# Your instructions:
Your task is to gather the lines below that hold the string "start".

(Data records)
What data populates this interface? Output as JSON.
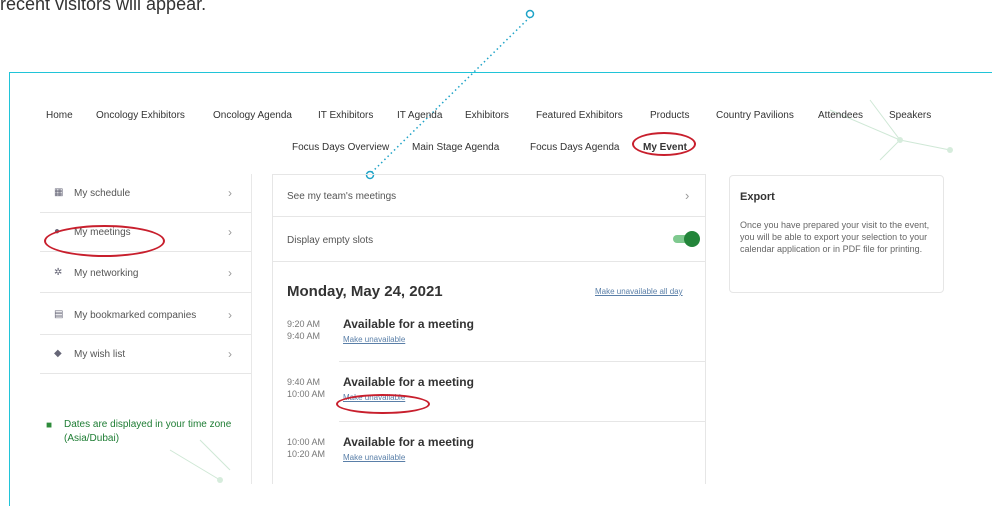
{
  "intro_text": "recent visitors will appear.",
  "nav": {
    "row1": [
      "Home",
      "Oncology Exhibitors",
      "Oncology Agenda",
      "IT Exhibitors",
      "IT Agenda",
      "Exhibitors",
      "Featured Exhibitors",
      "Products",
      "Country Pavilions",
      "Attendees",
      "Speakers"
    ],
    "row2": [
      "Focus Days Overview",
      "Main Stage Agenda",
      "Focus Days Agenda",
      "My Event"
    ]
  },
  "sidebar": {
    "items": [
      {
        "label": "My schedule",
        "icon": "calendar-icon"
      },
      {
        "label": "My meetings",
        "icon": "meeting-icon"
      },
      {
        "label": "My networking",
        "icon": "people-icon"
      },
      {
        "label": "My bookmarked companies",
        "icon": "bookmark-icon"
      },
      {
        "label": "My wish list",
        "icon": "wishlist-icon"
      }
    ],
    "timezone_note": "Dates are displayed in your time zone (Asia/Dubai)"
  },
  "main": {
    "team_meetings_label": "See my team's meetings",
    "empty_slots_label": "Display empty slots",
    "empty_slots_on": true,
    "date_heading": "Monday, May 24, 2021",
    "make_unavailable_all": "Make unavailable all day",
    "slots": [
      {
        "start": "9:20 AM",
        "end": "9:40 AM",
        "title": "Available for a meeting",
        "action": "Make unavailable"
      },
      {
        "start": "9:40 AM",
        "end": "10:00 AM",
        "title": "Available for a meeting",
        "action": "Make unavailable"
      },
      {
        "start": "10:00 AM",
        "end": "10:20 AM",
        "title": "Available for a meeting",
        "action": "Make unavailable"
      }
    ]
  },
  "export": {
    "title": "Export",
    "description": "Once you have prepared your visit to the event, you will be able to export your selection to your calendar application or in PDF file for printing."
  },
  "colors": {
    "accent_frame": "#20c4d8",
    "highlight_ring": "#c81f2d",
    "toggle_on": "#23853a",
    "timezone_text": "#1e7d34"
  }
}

--

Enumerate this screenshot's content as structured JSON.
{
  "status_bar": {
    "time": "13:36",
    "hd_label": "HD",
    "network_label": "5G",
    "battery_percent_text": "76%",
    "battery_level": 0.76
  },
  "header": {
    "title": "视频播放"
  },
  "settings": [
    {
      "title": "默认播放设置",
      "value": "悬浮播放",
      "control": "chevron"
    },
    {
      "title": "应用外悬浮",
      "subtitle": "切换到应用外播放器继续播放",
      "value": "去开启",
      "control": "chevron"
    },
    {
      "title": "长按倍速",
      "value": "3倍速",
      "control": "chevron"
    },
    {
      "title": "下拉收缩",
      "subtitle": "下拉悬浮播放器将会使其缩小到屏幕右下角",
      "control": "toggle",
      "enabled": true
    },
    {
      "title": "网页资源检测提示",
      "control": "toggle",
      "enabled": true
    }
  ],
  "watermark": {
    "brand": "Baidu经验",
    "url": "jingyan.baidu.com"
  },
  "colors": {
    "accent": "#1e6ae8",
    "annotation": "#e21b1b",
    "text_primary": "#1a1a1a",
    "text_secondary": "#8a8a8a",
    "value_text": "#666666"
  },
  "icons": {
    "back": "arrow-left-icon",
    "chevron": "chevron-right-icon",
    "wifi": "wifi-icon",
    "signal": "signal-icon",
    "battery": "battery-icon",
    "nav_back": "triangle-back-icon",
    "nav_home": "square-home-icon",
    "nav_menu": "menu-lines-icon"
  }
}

# Written reply:
        "start": "9:20 AM",
        "start": "9:40 AM",
        "start": "10:00 AM",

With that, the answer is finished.